DATA SHOWN
§ §
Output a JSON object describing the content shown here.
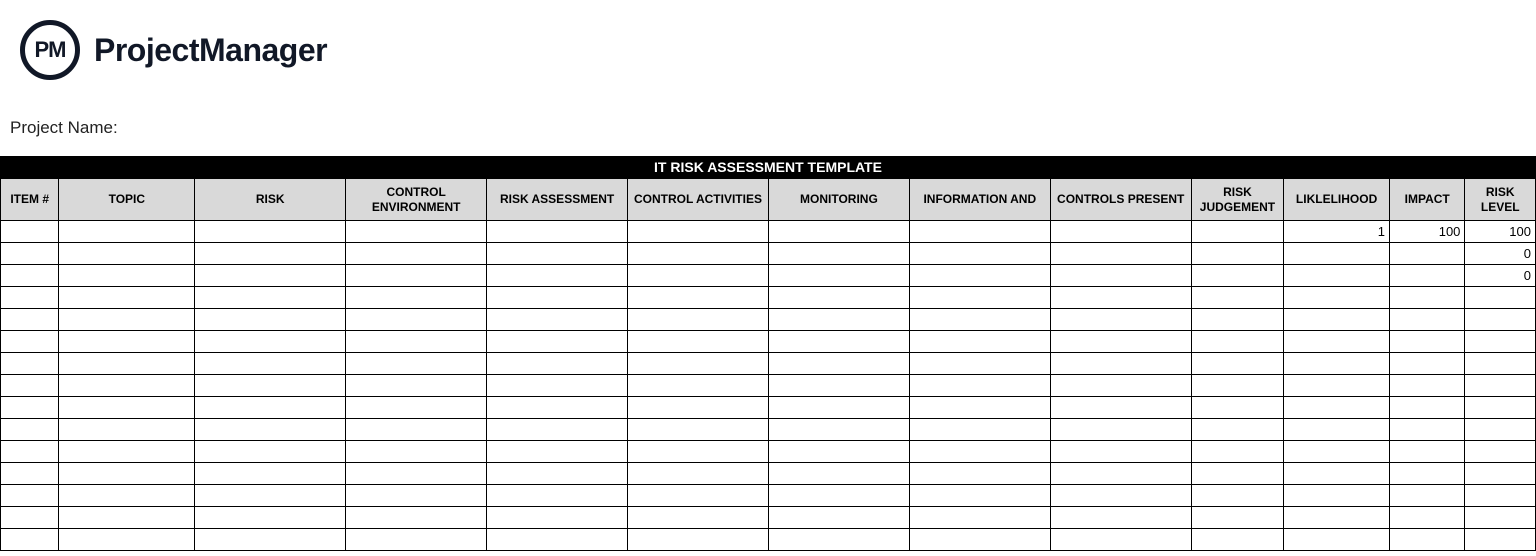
{
  "header": {
    "logo_abbrev": "PM",
    "brand": "ProjectManager",
    "project_name_label": "Project Name:"
  },
  "table": {
    "title": "IT RISK ASSESSMENT TEMPLATE",
    "columns": [
      "ITEM #",
      "TOPIC",
      "RISK",
      "CONTROL ENVIRONMENT",
      "RISK ASSESSMENT",
      "CONTROL ACTIVITIES",
      "MONITORING",
      "INFORMATION AND",
      "CONTROLS PRESENT",
      "RISK JUDGEMENT",
      "LIKLELIHOOD",
      "IMPACT",
      "RISK LEVEL"
    ],
    "rows": [
      {
        "item": "",
        "topic": "",
        "risk": "",
        "ctrl_env": "",
        "risk_assess": "",
        "ctrl_act": "",
        "monitoring": "",
        "info": "",
        "ctrls_present": "",
        "risk_judge": "",
        "likelihood": "1",
        "impact": "100",
        "risk_level": "100"
      },
      {
        "item": "",
        "topic": "",
        "risk": "",
        "ctrl_env": "",
        "risk_assess": "",
        "ctrl_act": "",
        "monitoring": "",
        "info": "",
        "ctrls_present": "",
        "risk_judge": "",
        "likelihood": "",
        "impact": "",
        "risk_level": "0"
      },
      {
        "item": "",
        "topic": "",
        "risk": "",
        "ctrl_env": "",
        "risk_assess": "",
        "ctrl_act": "",
        "monitoring": "",
        "info": "",
        "ctrls_present": "",
        "risk_judge": "",
        "likelihood": "",
        "impact": "",
        "risk_level": "0"
      },
      {
        "item": "",
        "topic": "",
        "risk": "",
        "ctrl_env": "",
        "risk_assess": "",
        "ctrl_act": "",
        "monitoring": "",
        "info": "",
        "ctrls_present": "",
        "risk_judge": "",
        "likelihood": "",
        "impact": "",
        "risk_level": ""
      },
      {
        "item": "",
        "topic": "",
        "risk": "",
        "ctrl_env": "",
        "risk_assess": "",
        "ctrl_act": "",
        "monitoring": "",
        "info": "",
        "ctrls_present": "",
        "risk_judge": "",
        "likelihood": "",
        "impact": "",
        "risk_level": ""
      },
      {
        "item": "",
        "topic": "",
        "risk": "",
        "ctrl_env": "",
        "risk_assess": "",
        "ctrl_act": "",
        "monitoring": "",
        "info": "",
        "ctrls_present": "",
        "risk_judge": "",
        "likelihood": "",
        "impact": "",
        "risk_level": ""
      },
      {
        "item": "",
        "topic": "",
        "risk": "",
        "ctrl_env": "",
        "risk_assess": "",
        "ctrl_act": "",
        "monitoring": "",
        "info": "",
        "ctrls_present": "",
        "risk_judge": "",
        "likelihood": "",
        "impact": "",
        "risk_level": ""
      },
      {
        "item": "",
        "topic": "",
        "risk": "",
        "ctrl_env": "",
        "risk_assess": "",
        "ctrl_act": "",
        "monitoring": "",
        "info": "",
        "ctrls_present": "",
        "risk_judge": "",
        "likelihood": "",
        "impact": "",
        "risk_level": ""
      },
      {
        "item": "",
        "topic": "",
        "risk": "",
        "ctrl_env": "",
        "risk_assess": "",
        "ctrl_act": "",
        "monitoring": "",
        "info": "",
        "ctrls_present": "",
        "risk_judge": "",
        "likelihood": "",
        "impact": "",
        "risk_level": ""
      },
      {
        "item": "",
        "topic": "",
        "risk": "",
        "ctrl_env": "",
        "risk_assess": "",
        "ctrl_act": "",
        "monitoring": "",
        "info": "",
        "ctrls_present": "",
        "risk_judge": "",
        "likelihood": "",
        "impact": "",
        "risk_level": ""
      },
      {
        "item": "",
        "topic": "",
        "risk": "",
        "ctrl_env": "",
        "risk_assess": "",
        "ctrl_act": "",
        "monitoring": "",
        "info": "",
        "ctrls_present": "",
        "risk_judge": "",
        "likelihood": "",
        "impact": "",
        "risk_level": ""
      },
      {
        "item": "",
        "topic": "",
        "risk": "",
        "ctrl_env": "",
        "risk_assess": "",
        "ctrl_act": "",
        "monitoring": "",
        "info": "",
        "ctrls_present": "",
        "risk_judge": "",
        "likelihood": "",
        "impact": "",
        "risk_level": ""
      },
      {
        "item": "",
        "topic": "",
        "risk": "",
        "ctrl_env": "",
        "risk_assess": "",
        "ctrl_act": "",
        "monitoring": "",
        "info": "",
        "ctrls_present": "",
        "risk_judge": "",
        "likelihood": "",
        "impact": "",
        "risk_level": ""
      },
      {
        "item": "",
        "topic": "",
        "risk": "",
        "ctrl_env": "",
        "risk_assess": "",
        "ctrl_act": "",
        "monitoring": "",
        "info": "",
        "ctrls_present": "",
        "risk_judge": "",
        "likelihood": "",
        "impact": "",
        "risk_level": ""
      },
      {
        "item": "",
        "topic": "",
        "risk": "",
        "ctrl_env": "",
        "risk_assess": "",
        "ctrl_act": "",
        "monitoring": "",
        "info": "",
        "ctrls_present": "",
        "risk_judge": "",
        "likelihood": "",
        "impact": "",
        "risk_level": ""
      }
    ]
  }
}
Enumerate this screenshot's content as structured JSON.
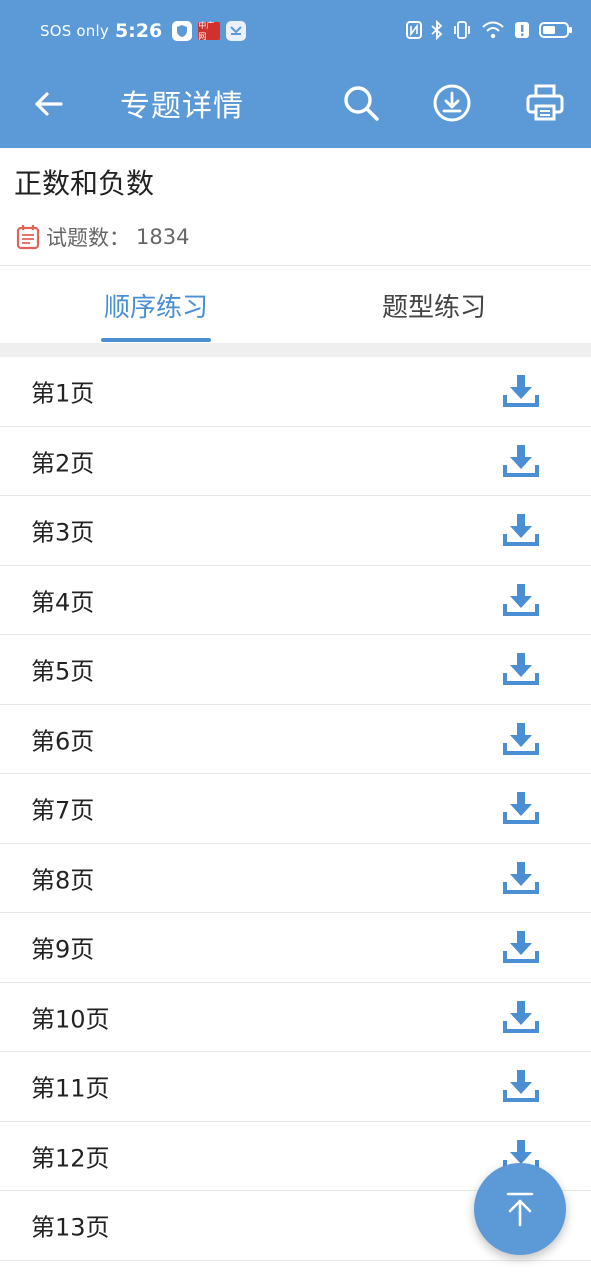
{
  "status_bar": {
    "sos": "SOS only",
    "time": "5:26",
    "news_badge": "中广网"
  },
  "nav": {
    "title": "专题详情",
    "icons": [
      "back-arrow-icon",
      "search-icon",
      "download-circle-icon",
      "printer-icon"
    ]
  },
  "topic": {
    "title": "正数和负数",
    "count_label": "试题数：",
    "count": "1834"
  },
  "tabs": [
    {
      "label": "顺序练习",
      "active": true
    },
    {
      "label": "题型练习",
      "active": false
    }
  ],
  "pages": [
    "第1页",
    "第2页",
    "第3页",
    "第4页",
    "第5页",
    "第6页",
    "第7页",
    "第8页",
    "第9页",
    "第10页",
    "第11页",
    "第12页",
    "第13页"
  ],
  "colors": {
    "header": "#5b9ad6",
    "accent": "#4a8fd3",
    "meta_icon": "#e0645a"
  }
}
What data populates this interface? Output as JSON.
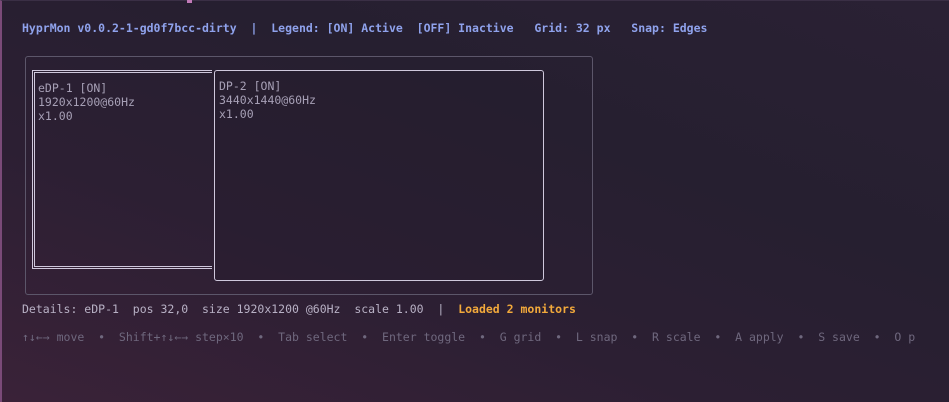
{
  "header": {
    "text": "HyprMon v0.0.2-1-gd0f7bcc-dirty  |  Legend: [ON] Active  [OFF] Inactive   Grid: 32 px   Snap: Edges"
  },
  "monitors": [
    {
      "name_line": "eDP-1 [ON]",
      "mode_line": "1920x1200@60Hz",
      "scale_line": "x1.00"
    },
    {
      "name_line": "DP-2 [ON]",
      "mode_line": "3440x1440@60Hz",
      "scale_line": "x1.00"
    }
  ],
  "details": {
    "text": "Details: eDP-1  pos 32,0  size 1920x1200 @60Hz  scale 1.00  |  ",
    "status": "Loaded 2 monitors"
  },
  "help": {
    "text": "↑↓←→ move  •  Shift+↑↓←→ step×10  •  Tab select  •  Enter toggle  •  G grid  •  L snap  •  R scale  •  A apply  •  S save  •  O p"
  },
  "colors": {
    "accent": "#8fa2ec",
    "status": "#f2a93b",
    "border": "#cfc8dc"
  }
}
§ §
STATED GOAL
Scan the listing above for the word "text" and copy every line that holds it.

TASK RESPONSE
    "text": "HyprMon v0.0.2-1-gd0f7bcc-dirty  |  Legend: [ON] Active  [OFF] Inactive   Grid: 32 px   Snap: Edges"
    "text": "Details: eDP-1  pos 32,0  size 1920x1200 @60Hz  scale 1.00  |  ",
    "text": "↑↓←→ move  •  Shift+↑↓←→ step×10  •  Tab select  •  Enter toggle  •  G grid  •  L snap  •  R scale  •  A apply  •  S save  •  O p"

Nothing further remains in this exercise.